BEGIN DATASET EXCERPTS

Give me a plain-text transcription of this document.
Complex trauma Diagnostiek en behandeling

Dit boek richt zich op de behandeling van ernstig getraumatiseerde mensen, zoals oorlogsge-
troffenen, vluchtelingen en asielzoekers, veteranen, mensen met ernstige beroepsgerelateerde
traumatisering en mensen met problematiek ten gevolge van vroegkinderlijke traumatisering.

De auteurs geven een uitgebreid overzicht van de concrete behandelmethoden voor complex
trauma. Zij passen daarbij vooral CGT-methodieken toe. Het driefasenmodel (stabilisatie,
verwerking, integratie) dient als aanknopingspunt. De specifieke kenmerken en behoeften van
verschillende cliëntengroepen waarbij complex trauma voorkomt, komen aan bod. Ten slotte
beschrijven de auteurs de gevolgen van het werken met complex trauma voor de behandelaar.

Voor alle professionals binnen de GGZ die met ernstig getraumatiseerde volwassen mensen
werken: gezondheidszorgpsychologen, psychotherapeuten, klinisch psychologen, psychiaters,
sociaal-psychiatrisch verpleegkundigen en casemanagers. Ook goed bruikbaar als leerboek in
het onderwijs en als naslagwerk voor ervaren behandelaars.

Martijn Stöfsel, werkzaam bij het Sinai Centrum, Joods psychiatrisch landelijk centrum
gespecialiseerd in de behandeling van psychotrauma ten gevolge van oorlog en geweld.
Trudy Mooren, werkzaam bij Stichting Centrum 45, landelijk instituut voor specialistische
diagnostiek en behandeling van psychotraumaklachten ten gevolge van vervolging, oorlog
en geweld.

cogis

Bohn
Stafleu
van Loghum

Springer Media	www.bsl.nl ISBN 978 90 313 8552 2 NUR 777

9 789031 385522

END DATASET EXCERPTS

GIVEN INSTRUCTION: Please output the complete data exactly.

REPLY TO THE EXERCISE:
Give me a plain-text transcription of this document.
Complex trauma Diagnostiek en behandeling

Dit boek richt zich op de behandeling van ernstig getraumatiseerde mensen, zoals oorlogsge-
troffenen, vluchtelingen en asielzoekers, veteranen, mensen met ernstige beroepsgerelateerde
traumatisering en mensen met problematiek ten gevolge van vroegkinderlijke traumatisering.

De auteurs geven een uitgebreid overzicht van de concrete behandelmethoden voor complex
trauma. Zij passen daarbij vooral CGT-methodieken toe. Het driefasenmodel (stabilisatie,
verwerking, integratie) dient als aanknopingspunt. De specifieke kenmerken en behoeften van
verschillende cliëntengroepen waarbij complex trauma voorkomt, komen aan bod. Ten slotte
beschrijven de auteurs de gevolgen van het werken met complex trauma voor de behandelaar.

Voor alle professionals binnen de GGZ die met ernstig getraumatiseerde volwassen mensen
werken: gezondheidszorgpsychologen, psychotherapeuten, klinisch psychologen, psychiaters,
sociaal-psychiatrisch verpleegkundigen en casemanagers. Ook goed bruikbaar als leerboek in
het onderwijs en als naslagwerk voor ervaren behandelaars.

Martijn Stöfsel, werkzaam bij het Sinai Centrum, Joods psychiatrisch landelijk centrum
gespecialiseerd in de behandeling van psychotrauma ten gevolge van oorlog en geweld.
Trudy Mooren, werkzaam bij Stichting Centrum 45, landelijk instituut voor specialistische
diagnostiek en behandeling van psychotraumaklachten ten gevolge van vervolging, oorlog
en geweld.

cogis

Bohn
Stafleu
van Loghum

Springer Media	www.bsl.nl ISBN 978 90 313 8552 2 NUR 777

9 789031 385522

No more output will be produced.